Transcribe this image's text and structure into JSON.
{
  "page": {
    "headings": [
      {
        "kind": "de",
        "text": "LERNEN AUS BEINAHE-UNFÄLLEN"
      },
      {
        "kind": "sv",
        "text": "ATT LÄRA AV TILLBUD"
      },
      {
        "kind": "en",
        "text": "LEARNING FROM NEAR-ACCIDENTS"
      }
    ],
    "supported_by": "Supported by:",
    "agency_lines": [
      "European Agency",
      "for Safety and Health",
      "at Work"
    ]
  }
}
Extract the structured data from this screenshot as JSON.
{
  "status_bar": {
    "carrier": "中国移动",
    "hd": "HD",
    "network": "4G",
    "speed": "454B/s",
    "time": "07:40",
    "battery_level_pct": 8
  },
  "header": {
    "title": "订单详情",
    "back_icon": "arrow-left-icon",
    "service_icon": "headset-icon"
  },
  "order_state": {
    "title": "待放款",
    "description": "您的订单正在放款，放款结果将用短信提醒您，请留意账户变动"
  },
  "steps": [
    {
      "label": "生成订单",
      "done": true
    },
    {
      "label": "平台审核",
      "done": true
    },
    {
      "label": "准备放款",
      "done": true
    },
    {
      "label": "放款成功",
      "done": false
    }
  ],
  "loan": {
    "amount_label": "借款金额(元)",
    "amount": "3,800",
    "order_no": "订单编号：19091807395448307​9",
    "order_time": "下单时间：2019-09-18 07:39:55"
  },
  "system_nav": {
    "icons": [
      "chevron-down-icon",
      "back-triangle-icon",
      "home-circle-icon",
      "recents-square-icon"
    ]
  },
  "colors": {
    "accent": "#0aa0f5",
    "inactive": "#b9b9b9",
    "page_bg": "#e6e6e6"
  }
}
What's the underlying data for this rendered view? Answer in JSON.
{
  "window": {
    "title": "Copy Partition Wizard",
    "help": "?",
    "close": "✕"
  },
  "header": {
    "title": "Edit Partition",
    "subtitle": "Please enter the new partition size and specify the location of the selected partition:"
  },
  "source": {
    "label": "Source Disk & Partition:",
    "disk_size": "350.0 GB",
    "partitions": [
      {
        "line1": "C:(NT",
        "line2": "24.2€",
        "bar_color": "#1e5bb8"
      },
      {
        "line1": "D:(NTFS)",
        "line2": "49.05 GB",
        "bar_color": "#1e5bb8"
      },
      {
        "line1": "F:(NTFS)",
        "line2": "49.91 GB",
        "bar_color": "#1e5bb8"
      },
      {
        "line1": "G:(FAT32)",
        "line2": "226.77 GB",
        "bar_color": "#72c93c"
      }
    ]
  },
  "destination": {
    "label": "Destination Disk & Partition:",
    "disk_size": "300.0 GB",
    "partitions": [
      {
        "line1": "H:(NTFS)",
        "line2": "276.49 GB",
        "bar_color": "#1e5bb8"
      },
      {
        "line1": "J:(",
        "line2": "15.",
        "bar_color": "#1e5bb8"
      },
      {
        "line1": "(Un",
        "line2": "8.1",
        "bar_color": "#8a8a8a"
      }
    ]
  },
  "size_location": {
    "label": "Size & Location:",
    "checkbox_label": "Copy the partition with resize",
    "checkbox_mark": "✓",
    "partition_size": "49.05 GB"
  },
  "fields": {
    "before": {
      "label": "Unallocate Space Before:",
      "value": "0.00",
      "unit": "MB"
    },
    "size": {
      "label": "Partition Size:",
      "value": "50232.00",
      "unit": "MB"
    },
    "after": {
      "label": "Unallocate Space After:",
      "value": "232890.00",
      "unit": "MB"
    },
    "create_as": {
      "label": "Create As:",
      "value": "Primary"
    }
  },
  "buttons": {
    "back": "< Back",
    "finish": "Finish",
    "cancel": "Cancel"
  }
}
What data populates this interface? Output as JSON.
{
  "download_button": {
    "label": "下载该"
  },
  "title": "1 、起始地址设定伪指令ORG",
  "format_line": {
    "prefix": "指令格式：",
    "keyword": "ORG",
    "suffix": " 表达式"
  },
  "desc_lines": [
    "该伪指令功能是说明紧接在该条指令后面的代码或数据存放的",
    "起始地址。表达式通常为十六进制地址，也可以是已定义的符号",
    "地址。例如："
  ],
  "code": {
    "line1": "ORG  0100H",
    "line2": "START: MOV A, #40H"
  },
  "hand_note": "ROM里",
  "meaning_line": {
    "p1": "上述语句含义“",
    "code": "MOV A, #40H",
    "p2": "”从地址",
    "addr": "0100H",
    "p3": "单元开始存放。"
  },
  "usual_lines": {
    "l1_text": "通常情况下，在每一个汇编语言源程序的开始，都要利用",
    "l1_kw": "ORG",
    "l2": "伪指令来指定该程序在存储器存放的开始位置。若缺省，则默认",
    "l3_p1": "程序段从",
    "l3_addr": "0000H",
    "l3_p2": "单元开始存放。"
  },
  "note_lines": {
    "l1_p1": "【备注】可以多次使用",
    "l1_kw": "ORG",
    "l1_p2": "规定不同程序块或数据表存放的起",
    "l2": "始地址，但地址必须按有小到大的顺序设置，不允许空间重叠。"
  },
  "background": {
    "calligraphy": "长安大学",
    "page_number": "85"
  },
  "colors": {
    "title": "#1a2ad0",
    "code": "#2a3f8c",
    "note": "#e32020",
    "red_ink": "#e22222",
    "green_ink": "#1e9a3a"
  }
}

========

Given request – Please quote the data above in full, with no line missing.

Solution for this problem –
Transcribe this image's text and structure into JSON.
{
  "page": {
    "headings": [
      {
        "kind": "de",
        "text": "LERNEN AUS BEINAHE-UNFÄLLEN"
      },
      {
        "kind": "sv",
        "text": "ATT LÄRA AV TILLBUD"
      },
      {
        "kind": "en",
        "text": "LEARNING FROM NEAR-ACCIDENTS"
      }
    ],
    "supported_by": "Supported by:",
    "agency_lines": [
      "European Agency",
      "for Safety and Health",
      "at Work"
    ]
  }
}
Extract the structured data from this screenshot as JSON.
{
  "status_bar": {
    "carrier": "中国移动",
    "hd": "HD",
    "network": "4G",
    "speed": "454B/s",
    "time": "07:40",
    "battery_level_pct": 8
  },
  "header": {
    "title": "订单详情",
    "back_icon": "arrow-left-icon",
    "service_icon": "headset-icon"
  },
  "order_state": {
    "title": "待放款",
    "description": "您的订单正在放款，放款结果将用短信提醒您，请留意账户变动"
  },
  "steps": [
    {
      "label": "生成订单",
      "done": true
    },
    {
      "label": "平台审核",
      "done": true
    },
    {
      "label": "准备放款",
      "done": true
    },
    {
      "label": "放款成功",
      "done": false
    }
  ],
  "loan": {
    "amount_label": "借款金额(元)",
    "amount": "3,800",
    "order_no": "订单编号：19091807395448307​9",
    "order_time": "下单时间：2019-09-18 07:39:55"
  },
  "system_nav": {
    "icons": [
      "chevron-down-icon",
      "back-triangle-icon",
      "home-circle-icon",
      "recents-square-icon"
    ]
  },
  "colors": {
    "accent": "#0aa0f5",
    "inactive": "#b9b9b9",
    "page_bg": "#e6e6e6"
  }
}
What's the underlying data for this rendered view? Answer in JSON.
{
  "window": {
    "title": "Copy Partition Wizard",
    "help": "?",
    "close": "✕"
  },
  "header": {
    "title": "Edit Partition",
    "subtitle": "Please enter the new partition size and specify the location of the selected partition:"
  },
  "source": {
    "label": "Source Disk & Partition:",
    "disk_size": "350.0 GB",
    "partitions": [
      {
        "line1": "C:(NT",
        "line2": "24.2€",
        "bar_color": "#1e5bb8"
      },
      {
        "line1": "D:(NTFS)",
        "line2": "49.05 GB",
        "bar_color": "#1e5bb8"
      },
      {
        "line1": "F:(NTFS)",
        "line2": "49.91 GB",
        "bar_color": "#1e5bb8"
      },
      {
        "line1": "G:(FAT32)",
        "line2": "226.77 GB",
        "bar_color": "#72c93c"
      }
    ]
  },
  "destination": {
    "label": "Destination Disk & Partition:",
    "disk_size": "300.0 GB",
    "partitions": [
      {
        "line1": "H:(NTFS)",
        "line2": "276.49 GB",
        "bar_color": "#1e5bb8"
      },
      {
        "line1": "J:(",
        "line2": "15.",
        "bar_color": "#1e5bb8"
      },
      {
        "line1": "(Un",
        "line2": "8.1",
        "bar_color": "#8a8a8a"
      }
    ]
  },
  "size_location": {
    "label": "Size & Location:",
    "checkbox_label": "Copy the partition with resize",
    "checkbox_mark": "✓",
    "partition_size": "49.05 GB"
  },
  "fields": {
    "before": {
      "label": "Unallocate Space Before:",
      "value": "0.00",
      "unit": "MB"
    },
    "size": {
      "label": "Partition Size:",
      "value": "50232.00",
      "unit": "MB"
    },
    "after": {
      "label": "Unallocate Space After:",
      "value": "232890.00",
      "unit": "MB"
    },
    "create_as": {
      "label": "Create As:",
      "value": "Primary"
    }
  },
  "buttons": {
    "back": "< Back",
    "finish": "Finish",
    "cancel": "Cancel"
  }
}
What data populates this interface? Output as JSON.
{
  "download_button": {
    "label": "下载该"
  },
  "title": "1 、起始地址设定伪指令ORG",
  "format_line": {
    "prefix": "指令格式：",
    "keyword": "ORG",
    "suffix": " 表达式"
  },
  "desc_lines": [
    "该伪指令功能是说明紧接在该条指令后面的代码或数据存放的",
    "起始地址。表达式通常为十六进制地址，也可以是已定义的符号",
    "地址。例如："
  ],
  "code": {
    "line1": "ORG  0100H",
    "line2": "START: MOV A, #40H"
  },
  "hand_note": "ROM里",
  "meaning_line": {
    "p1": "上述语句含义“",
    "code": "MOV A, #40H",
    "p2": "”从地址",
    "addr": "0100H",
    "p3": "单元开始存放。"
  },
  "usual_lines": {
    "l1_text": "通常情况下，在每一个汇编语言源程序的开始，都要利用",
    "l1_kw": "ORG",
    "l2": "伪指令来指定该程序在存储器存放的开始位置。若缺省，则默认",
    "l3_p1": "程序段从",
    "l3_addr": "0000H",
    "l3_p2": "单元开始存放。"
  },
  "note_lines": {
    "l1_p1": "【备注】可以多次使用",
    "l1_kw": "ORG",
    "l1_p2": "规定不同程序块或数据表存放的起",
    "l2": "始地址，但地址必须按有小到大的顺序设置，不允许空间重叠。"
  },
  "background": {
    "calligraphy": "长安大学",
    "page_number": "85"
  },
  "colors": {
    "title": "#1a2ad0",
    "code": "#2a3f8c",
    "note": "#e32020",
    "red_ink": "#e22222",
    "green_ink": "#1e9a3a"
  }
}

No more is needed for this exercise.